::: DATA :::

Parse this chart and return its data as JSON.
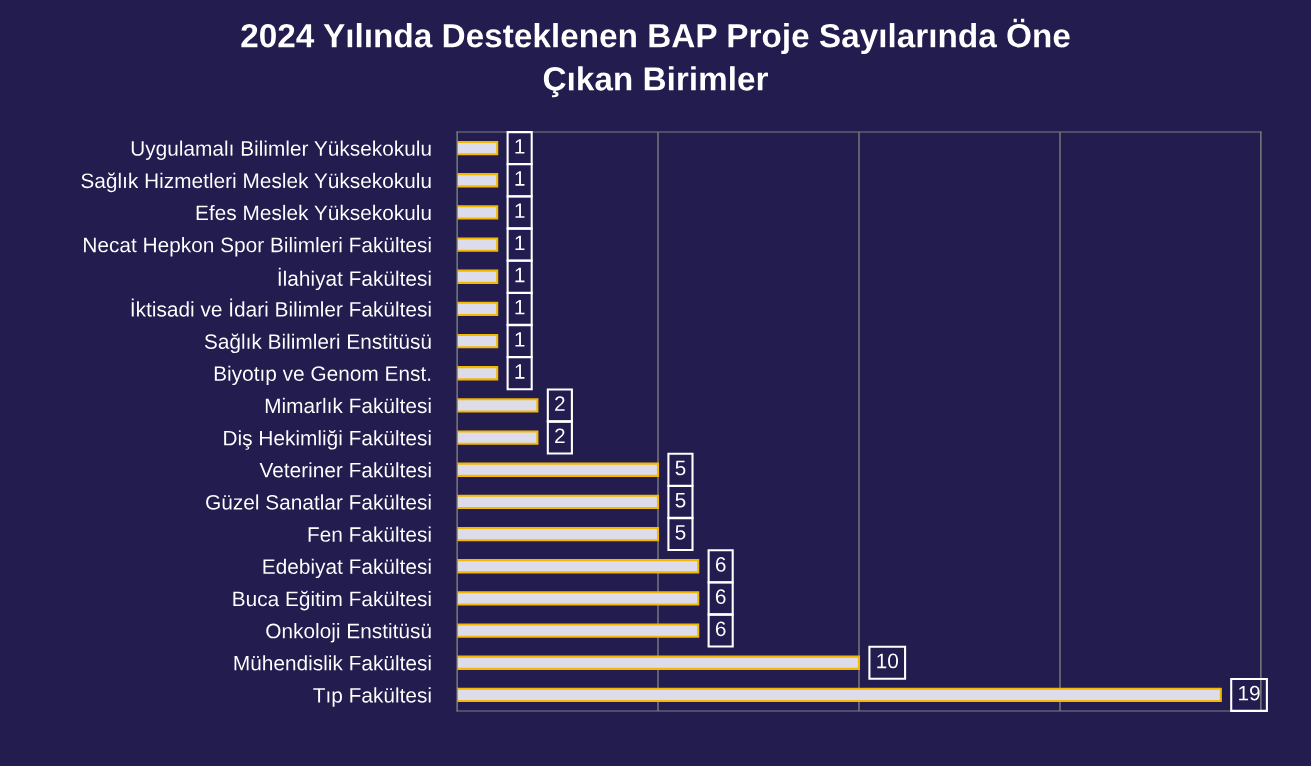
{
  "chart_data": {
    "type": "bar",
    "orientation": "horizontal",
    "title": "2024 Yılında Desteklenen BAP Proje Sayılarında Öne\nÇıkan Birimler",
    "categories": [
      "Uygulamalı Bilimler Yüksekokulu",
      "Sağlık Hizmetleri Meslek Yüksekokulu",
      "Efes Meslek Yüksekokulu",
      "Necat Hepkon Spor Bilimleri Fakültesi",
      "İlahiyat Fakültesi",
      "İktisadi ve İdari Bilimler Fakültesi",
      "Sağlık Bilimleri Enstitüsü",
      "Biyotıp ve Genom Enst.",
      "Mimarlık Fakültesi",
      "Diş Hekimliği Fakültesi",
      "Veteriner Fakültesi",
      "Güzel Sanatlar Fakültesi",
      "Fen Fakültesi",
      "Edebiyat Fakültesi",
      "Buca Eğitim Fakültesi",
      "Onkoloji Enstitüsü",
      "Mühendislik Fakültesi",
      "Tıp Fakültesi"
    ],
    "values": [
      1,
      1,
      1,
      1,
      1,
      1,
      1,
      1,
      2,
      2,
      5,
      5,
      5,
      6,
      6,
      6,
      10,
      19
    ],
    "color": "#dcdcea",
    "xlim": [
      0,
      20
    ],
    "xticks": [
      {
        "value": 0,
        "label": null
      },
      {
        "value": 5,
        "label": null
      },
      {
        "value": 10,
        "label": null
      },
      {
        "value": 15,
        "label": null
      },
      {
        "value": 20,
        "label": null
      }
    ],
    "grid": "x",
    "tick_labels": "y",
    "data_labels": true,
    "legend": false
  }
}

:::

TASK DIRECTIONS. The records are to be returned verbatim. Skip any picture they contain.

EXERCISE ANSWER.
Parse this chart and return its data as JSON.
{
  "chart_data": {
    "type": "bar",
    "orientation": "horizontal",
    "title": "2024 Yılında Desteklenen BAP Proje Sayılarında Öne\nÇıkan Birimler",
    "categories": [
      "Uygulamalı Bilimler Yüksekokulu",
      "Sağlık Hizmetleri Meslek Yüksekokulu",
      "Efes Meslek Yüksekokulu",
      "Necat Hepkon Spor Bilimleri Fakültesi",
      "İlahiyat Fakültesi",
      "İktisadi ve İdari Bilimler Fakültesi",
      "Sağlık Bilimleri Enstitüsü",
      "Biyotıp ve Genom Enst.",
      "Mimarlık Fakültesi",
      "Diş Hekimliği Fakültesi",
      "Veteriner Fakültesi",
      "Güzel Sanatlar Fakültesi",
      "Fen Fakültesi",
      "Edebiyat Fakültesi",
      "Buca Eğitim Fakültesi",
      "Onkoloji Enstitüsü",
      "Mühendislik Fakültesi",
      "Tıp Fakültesi"
    ],
    "values": [
      1,
      1,
      1,
      1,
      1,
      1,
      1,
      1,
      2,
      2,
      5,
      5,
      5,
      6,
      6,
      6,
      10,
      19
    ],
    "color": "#dcdcea",
    "xlim": [
      0,
      20
    ],
    "xticks": [
      {
        "value": 0,
        "label": null
      },
      {
        "value": 5,
        "label": null
      },
      {
        "value": 10,
        "label": null
      },
      {
        "value": 15,
        "label": null
      },
      {
        "value": 20,
        "label": null
      }
    ],
    "grid": "x",
    "tick_labels": "y",
    "data_labels": true,
    "legend": false
  }
}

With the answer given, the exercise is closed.